[Extracted records]
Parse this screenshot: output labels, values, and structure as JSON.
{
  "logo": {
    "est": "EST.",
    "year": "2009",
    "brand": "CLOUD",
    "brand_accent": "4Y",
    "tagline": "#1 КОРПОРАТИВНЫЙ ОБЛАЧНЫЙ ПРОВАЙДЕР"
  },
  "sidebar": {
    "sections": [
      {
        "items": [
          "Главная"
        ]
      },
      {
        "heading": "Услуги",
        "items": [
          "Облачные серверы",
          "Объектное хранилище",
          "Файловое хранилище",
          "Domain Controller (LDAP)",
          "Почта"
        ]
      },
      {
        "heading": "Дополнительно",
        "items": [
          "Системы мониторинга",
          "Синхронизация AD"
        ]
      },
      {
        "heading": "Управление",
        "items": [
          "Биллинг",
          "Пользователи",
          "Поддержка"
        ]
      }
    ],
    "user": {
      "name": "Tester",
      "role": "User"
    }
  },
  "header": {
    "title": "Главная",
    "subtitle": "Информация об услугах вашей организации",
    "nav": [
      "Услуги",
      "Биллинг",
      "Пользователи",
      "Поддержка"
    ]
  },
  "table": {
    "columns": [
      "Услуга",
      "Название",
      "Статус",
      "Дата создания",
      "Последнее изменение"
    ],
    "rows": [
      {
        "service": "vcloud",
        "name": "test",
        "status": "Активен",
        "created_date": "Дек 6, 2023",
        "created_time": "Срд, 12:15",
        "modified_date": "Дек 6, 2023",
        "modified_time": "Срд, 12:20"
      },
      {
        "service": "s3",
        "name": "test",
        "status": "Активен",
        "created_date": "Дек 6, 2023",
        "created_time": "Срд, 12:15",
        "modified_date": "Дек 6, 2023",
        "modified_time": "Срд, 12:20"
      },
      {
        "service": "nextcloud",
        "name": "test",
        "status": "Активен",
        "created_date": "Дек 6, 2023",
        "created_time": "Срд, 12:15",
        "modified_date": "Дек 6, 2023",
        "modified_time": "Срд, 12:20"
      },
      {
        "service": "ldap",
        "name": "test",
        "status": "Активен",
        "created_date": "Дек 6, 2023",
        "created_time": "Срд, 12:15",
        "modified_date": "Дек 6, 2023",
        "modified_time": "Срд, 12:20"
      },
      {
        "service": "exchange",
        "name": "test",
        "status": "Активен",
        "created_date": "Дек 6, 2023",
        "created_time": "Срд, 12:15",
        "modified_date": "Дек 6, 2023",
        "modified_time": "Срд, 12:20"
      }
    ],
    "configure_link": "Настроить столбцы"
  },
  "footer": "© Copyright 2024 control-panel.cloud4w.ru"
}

Work required: Quote every line of the data, word for word.

Response below:
Parse this screenshot: output labels, values, and structure as JSON.
{
  "logo": {
    "est": "EST.",
    "year": "2009",
    "brand": "CLOUD",
    "brand_accent": "4Y",
    "tagline": "#1 КОРПОРАТИВНЫЙ ОБЛАЧНЫЙ ПРОВАЙДЕР"
  },
  "sidebar": {
    "sections": [
      {
        "items": [
          "Главная"
        ]
      },
      {
        "heading": "Услуги",
        "items": [
          "Облачные серверы",
          "Объектное хранилище",
          "Файловое хранилище",
          "Domain Controller (LDAP)",
          "Почта"
        ]
      },
      {
        "heading": "Дополнительно",
        "items": [
          "Системы мониторинга",
          "Синхронизация AD"
        ]
      },
      {
        "heading": "Управление",
        "items": [
          "Биллинг",
          "Пользователи",
          "Поддержка"
        ]
      }
    ],
    "user": {
      "name": "Tester",
      "role": "User"
    }
  },
  "header": {
    "title": "Главная",
    "subtitle": "Информация об услугах вашей организации",
    "nav": [
      "Услуги",
      "Биллинг",
      "Пользователи",
      "Поддержка"
    ]
  },
  "table": {
    "columns": [
      "Услуга",
      "Название",
      "Статус",
      "Дата создания",
      "Последнее изменение"
    ],
    "rows": [
      {
        "service": "vcloud",
        "name": "test",
        "status": "Активен",
        "created_date": "Дек 6, 2023",
        "created_time": "Срд, 12:15",
        "modified_date": "Дек 6, 2023",
        "modified_time": "Срд, 12:20"
      },
      {
        "service": "s3",
        "name": "test",
        "status": "Активен",
        "created_date": "Дек 6, 2023",
        "created_time": "Срд, 12:15",
        "modified_date": "Дек 6, 2023",
        "modified_time": "Срд, 12:20"
      },
      {
        "service": "nextcloud",
        "name": "test",
        "status": "Активен",
        "created_date": "Дек 6, 2023",
        "created_time": "Срд, 12:15",
        "modified_date": "Дек 6, 2023",
        "modified_time": "Срд, 12:20"
      },
      {
        "service": "ldap",
        "name": "test",
        "status": "Активен",
        "created_date": "Дек 6, 2023",
        "created_time": "Срд, 12:15",
        "modified_date": "Дек 6, 2023",
        "modified_time": "Срд, 12:20"
      },
      {
        "service": "exchange",
        "name": "test",
        "status": "Активен",
        "created_date": "Дек 6, 2023",
        "created_time": "Срд, 12:15",
        "modified_date": "Дек 6, 2023",
        "modified_time": "Срд, 12:20"
      }
    ],
    "configure_link": "Настроить столбцы"
  },
  "footer": "© Copyright 2024 control-panel.cloud4w.ru"
}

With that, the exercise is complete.